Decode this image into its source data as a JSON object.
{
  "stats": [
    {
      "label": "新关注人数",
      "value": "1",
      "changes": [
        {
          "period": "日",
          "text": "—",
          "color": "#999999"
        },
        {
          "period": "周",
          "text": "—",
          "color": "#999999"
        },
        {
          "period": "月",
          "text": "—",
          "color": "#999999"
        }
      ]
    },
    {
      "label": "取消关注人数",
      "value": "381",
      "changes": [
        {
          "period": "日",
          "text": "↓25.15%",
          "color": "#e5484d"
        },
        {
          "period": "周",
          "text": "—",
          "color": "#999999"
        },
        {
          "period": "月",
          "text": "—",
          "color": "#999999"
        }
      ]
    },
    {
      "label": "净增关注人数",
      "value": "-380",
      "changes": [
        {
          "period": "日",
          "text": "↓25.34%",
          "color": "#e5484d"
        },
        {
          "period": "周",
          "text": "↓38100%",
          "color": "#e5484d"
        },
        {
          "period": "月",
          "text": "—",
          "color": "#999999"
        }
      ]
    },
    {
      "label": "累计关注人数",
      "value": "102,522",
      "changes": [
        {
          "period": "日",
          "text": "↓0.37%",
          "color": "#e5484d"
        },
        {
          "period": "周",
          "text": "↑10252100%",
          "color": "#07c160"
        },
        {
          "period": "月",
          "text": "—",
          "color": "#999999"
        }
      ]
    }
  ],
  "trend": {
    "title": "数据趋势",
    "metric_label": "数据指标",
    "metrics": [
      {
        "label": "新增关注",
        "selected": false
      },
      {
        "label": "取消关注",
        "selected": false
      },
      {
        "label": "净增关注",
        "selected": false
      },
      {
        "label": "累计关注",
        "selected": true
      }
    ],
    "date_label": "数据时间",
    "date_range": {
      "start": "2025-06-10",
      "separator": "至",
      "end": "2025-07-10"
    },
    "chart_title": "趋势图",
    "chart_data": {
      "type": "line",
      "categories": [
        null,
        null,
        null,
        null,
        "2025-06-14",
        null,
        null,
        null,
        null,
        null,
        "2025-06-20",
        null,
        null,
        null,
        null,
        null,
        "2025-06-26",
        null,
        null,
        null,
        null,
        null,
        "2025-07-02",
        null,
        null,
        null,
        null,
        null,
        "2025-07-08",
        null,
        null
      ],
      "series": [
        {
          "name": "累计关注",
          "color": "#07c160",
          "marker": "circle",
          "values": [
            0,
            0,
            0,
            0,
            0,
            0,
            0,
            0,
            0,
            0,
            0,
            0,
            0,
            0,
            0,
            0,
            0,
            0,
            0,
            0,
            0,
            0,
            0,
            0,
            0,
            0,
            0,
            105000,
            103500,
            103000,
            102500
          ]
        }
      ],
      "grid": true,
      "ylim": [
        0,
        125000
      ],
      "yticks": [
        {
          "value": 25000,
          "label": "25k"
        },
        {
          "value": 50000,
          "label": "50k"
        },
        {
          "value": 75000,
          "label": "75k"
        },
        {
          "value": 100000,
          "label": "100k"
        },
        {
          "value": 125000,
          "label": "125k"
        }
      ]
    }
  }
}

_Given exercise_
Copy out the material above in its entirety. Every detail must match.

_Expected output_
Decode this image into its source data as a JSON object.
{
  "stats": [
    {
      "label": "新关注人数",
      "value": "1",
      "changes": [
        {
          "period": "日",
          "text": "—",
          "color": "#999999"
        },
        {
          "period": "周",
          "text": "—",
          "color": "#999999"
        },
        {
          "period": "月",
          "text": "—",
          "color": "#999999"
        }
      ]
    },
    {
      "label": "取消关注人数",
      "value": "381",
      "changes": [
        {
          "period": "日",
          "text": "↓25.15%",
          "color": "#e5484d"
        },
        {
          "period": "周",
          "text": "—",
          "color": "#999999"
        },
        {
          "period": "月",
          "text": "—",
          "color": "#999999"
        }
      ]
    },
    {
      "label": "净增关注人数",
      "value": "-380",
      "changes": [
        {
          "period": "日",
          "text": "↓25.34%",
          "color": "#e5484d"
        },
        {
          "period": "周",
          "text": "↓38100%",
          "color": "#e5484d"
        },
        {
          "period": "月",
          "text": "—",
          "color": "#999999"
        }
      ]
    },
    {
      "label": "累计关注人数",
      "value": "102,522",
      "changes": [
        {
          "period": "日",
          "text": "↓0.37%",
          "color": "#e5484d"
        },
        {
          "period": "周",
          "text": "↑10252100%",
          "color": "#07c160"
        },
        {
          "period": "月",
          "text": "—",
          "color": "#999999"
        }
      ]
    }
  ],
  "trend": {
    "title": "数据趋势",
    "metric_label": "数据指标",
    "metrics": [
      {
        "label": "新增关注",
        "selected": false
      },
      {
        "label": "取消关注",
        "selected": false
      },
      {
        "label": "净增关注",
        "selected": false
      },
      {
        "label": "累计关注",
        "selected": true
      }
    ],
    "date_label": "数据时间",
    "date_range": {
      "start": "2025-06-10",
      "separator": "至",
      "end": "2025-07-10"
    },
    "chart_title": "趋势图",
    "chart_data": {
      "type": "line",
      "categories": [
        null,
        null,
        null,
        null,
        "2025-06-14",
        null,
        null,
        null,
        null,
        null,
        "2025-06-20",
        null,
        null,
        null,
        null,
        null,
        "2025-06-26",
        null,
        null,
        null,
        null,
        null,
        "2025-07-02",
        null,
        null,
        null,
        null,
        null,
        "2025-07-08",
        null,
        null
      ],
      "series": [
        {
          "name": "累计关注",
          "color": "#07c160",
          "marker": "circle",
          "values": [
            0,
            0,
            0,
            0,
            0,
            0,
            0,
            0,
            0,
            0,
            0,
            0,
            0,
            0,
            0,
            0,
            0,
            0,
            0,
            0,
            0,
            0,
            0,
            0,
            0,
            0,
            0,
            105000,
            103500,
            103000,
            102500
          ]
        }
      ],
      "grid": true,
      "ylim": [
        0,
        125000
      ],
      "yticks": [
        {
          "value": 25000,
          "label": "25k"
        },
        {
          "value": 50000,
          "label": "50k"
        },
        {
          "value": 75000,
          "label": "75k"
        },
        {
          "value": 100000,
          "label": "100k"
        },
        {
          "value": 125000,
          "label": "125k"
        }
      ]
    }
  }
}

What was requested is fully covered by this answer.